DATA SECTION =>
※

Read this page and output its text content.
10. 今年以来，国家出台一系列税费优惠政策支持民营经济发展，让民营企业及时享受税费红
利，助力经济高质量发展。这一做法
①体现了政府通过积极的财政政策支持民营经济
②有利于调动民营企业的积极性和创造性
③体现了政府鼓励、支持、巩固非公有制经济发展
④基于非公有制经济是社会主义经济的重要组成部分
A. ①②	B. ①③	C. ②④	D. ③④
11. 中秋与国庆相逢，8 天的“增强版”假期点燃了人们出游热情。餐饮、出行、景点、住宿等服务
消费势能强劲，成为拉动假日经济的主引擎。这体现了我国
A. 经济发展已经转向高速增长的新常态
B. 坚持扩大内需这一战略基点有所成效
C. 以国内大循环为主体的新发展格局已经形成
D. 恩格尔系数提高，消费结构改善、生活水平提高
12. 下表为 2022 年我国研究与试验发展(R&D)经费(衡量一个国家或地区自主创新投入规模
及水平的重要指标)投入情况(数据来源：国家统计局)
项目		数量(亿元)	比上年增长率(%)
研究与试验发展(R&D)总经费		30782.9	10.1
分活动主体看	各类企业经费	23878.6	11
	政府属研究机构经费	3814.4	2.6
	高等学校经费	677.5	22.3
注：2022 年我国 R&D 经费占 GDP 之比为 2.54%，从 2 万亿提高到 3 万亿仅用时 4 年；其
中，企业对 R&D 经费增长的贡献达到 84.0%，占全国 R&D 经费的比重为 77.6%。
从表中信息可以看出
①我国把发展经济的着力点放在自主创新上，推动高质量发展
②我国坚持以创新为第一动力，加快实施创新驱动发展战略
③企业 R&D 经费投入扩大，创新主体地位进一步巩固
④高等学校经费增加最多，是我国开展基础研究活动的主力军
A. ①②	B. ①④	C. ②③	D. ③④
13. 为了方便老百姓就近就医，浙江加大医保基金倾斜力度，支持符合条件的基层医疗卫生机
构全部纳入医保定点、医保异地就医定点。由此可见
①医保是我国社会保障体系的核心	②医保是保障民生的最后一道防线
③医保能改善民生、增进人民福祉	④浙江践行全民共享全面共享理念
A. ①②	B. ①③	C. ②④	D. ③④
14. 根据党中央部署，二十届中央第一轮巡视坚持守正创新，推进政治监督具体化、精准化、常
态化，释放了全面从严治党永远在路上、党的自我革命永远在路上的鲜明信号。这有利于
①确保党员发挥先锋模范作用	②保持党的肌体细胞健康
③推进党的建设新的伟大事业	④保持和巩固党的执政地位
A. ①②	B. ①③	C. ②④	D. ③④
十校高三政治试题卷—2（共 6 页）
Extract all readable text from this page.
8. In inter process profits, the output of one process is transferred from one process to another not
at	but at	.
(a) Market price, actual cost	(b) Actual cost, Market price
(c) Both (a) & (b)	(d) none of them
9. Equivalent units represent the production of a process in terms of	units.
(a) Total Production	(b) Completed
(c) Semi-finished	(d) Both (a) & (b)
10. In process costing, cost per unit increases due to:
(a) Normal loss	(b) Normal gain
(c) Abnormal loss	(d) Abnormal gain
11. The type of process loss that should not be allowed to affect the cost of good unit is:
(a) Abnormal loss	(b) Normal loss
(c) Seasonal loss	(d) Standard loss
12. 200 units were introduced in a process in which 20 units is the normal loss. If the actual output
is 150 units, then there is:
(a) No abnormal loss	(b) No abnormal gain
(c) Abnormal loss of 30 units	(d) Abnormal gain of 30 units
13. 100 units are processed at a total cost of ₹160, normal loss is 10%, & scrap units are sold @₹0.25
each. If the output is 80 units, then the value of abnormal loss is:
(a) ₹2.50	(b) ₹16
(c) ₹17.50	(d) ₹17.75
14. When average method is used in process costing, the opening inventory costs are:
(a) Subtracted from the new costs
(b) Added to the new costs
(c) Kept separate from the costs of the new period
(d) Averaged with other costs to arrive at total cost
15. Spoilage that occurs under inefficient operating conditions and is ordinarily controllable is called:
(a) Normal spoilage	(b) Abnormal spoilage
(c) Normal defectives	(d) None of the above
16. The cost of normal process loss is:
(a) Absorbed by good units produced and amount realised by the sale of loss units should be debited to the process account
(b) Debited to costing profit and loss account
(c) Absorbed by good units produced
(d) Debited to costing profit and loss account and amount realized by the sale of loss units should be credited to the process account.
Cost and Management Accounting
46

※

EXERCISE BRIEF =>
Repeat the listing above without any change.

CORRECT OUTPUT =>
Read this page and output its text content.
10. 今年以来，国家出台一系列税费优惠政策支持民营经济发展，让民营企业及时享受税费红
利，助力经济高质量发展。这一做法
①体现了政府通过积极的财政政策支持民营经济
②有利于调动民营企业的积极性和创造性
③体现了政府鼓励、支持、巩固非公有制经济发展
④基于非公有制经济是社会主义经济的重要组成部分
A. ①②	B. ①③	C. ②④	D. ③④
11. 中秋与国庆相逢，8 天的“增强版”假期点燃了人们出游热情。餐饮、出行、景点、住宿等服务
消费势能强劲，成为拉动假日经济的主引擎。这体现了我国
A. 经济发展已经转向高速增长的新常态
B. 坚持扩大内需这一战略基点有所成效
C. 以国内大循环为主体的新发展格局已经形成
D. 恩格尔系数提高，消费结构改善、生活水平提高
12. 下表为 2022 年我国研究与试验发展(R&D)经费(衡量一个国家或地区自主创新投入规模
及水平的重要指标)投入情况(数据来源：国家统计局)
项目		数量(亿元)	比上年增长率(%)
研究与试验发展(R&D)总经费		30782.9	10.1
分活动主体看	各类企业经费	23878.6	11
	政府属研究机构经费	3814.4	2.6
	高等学校经费	677.5	22.3
注：2022 年我国 R&D 经费占 GDP 之比为 2.54%，从 2 万亿提高到 3 万亿仅用时 4 年；其
中，企业对 R&D 经费增长的贡献达到 84.0%，占全国 R&D 经费的比重为 77.6%。
从表中信息可以看出
①我国把发展经济的着力点放在自主创新上，推动高质量发展
②我国坚持以创新为第一动力，加快实施创新驱动发展战略
③企业 R&D 经费投入扩大，创新主体地位进一步巩固
④高等学校经费增加最多，是我国开展基础研究活动的主力军
A. ①②	B. ①④	C. ②③	D. ③④
13. 为了方便老百姓就近就医，浙江加大医保基金倾斜力度，支持符合条件的基层医疗卫生机
构全部纳入医保定点、医保异地就医定点。由此可见
①医保是我国社会保障体系的核心	②医保是保障民生的最后一道防线
③医保能改善民生、增进人民福祉	④浙江践行全民共享全面共享理念
A. ①②	B. ①③	C. ②④	D. ③④
14. 根据党中央部署，二十届中央第一轮巡视坚持守正创新，推进政治监督具体化、精准化、常
态化，释放了全面从严治党永远在路上、党的自我革命永远在路上的鲜明信号。这有利于
①确保党员发挥先锋模范作用	②保持党的肌体细胞健康
③推进党的建设新的伟大事业	④保持和巩固党的执政地位
A. ①②	B. ①③	C. ②④	D. ③④
十校高三政治试题卷—2（共 6 页）
Extract all readable text from this page.
8. In inter process profits, the output of one process is transferred from one process to another not
at	but at	.
(a) Market price, actual cost	(b) Actual cost, Market price
(c) Both (a) & (b)	(d) none of them
9. Equivalent units represent the production of a process in terms of	units.
(a) Total Production	(b) Completed
(c) Semi-finished	(d) Both (a) & (b)
10. In process costing, cost per unit increases due to:
(a) Normal loss	(b) Normal gain
(c) Abnormal loss	(d) Abnormal gain
11. The type of process loss that should not be allowed to affect the cost of good unit is:
(a) Abnormal loss	(b) Normal loss
(c) Seasonal loss	(d) Standard loss
12. 200 units were introduced in a process in which 20 units is the normal loss. If the actual output
is 150 units, then there is:
(a) No abnormal loss	(b) No abnormal gain
(c) Abnormal loss of 30 units	(d) Abnormal gain of 30 units
13. 100 units are processed at a total cost of ₹160, normal loss is 10%, & scrap units are sold @₹0.25
each. If the output is 80 units, then the value of abnormal loss is:
(a) ₹2.50	(b) ₹16
(c) ₹17.50	(d) ₹17.75
14. When average method is used in process costing, the opening inventory costs are:
(a) Subtracted from the new costs
(b) Added to the new costs
(c) Kept separate from the costs of the new period
(d) Averaged with other costs to arrive at total cost
15. Spoilage that occurs under inefficient operating conditions and is ordinarily controllable is called:
(a) Normal spoilage	(b) Abnormal spoilage
(c) Normal defectives	(d) None of the above
16. The cost of normal process loss is:
(a) Absorbed by good units produced and amount realised by the sale of loss units should be debited to the process account
(b) Debited to costing profit and loss account
(c) Absorbed by good units produced
(d) Debited to costing profit and loss account and amount realized by the sale of loss units should be credited to the process account.
Cost and Management Accounting
46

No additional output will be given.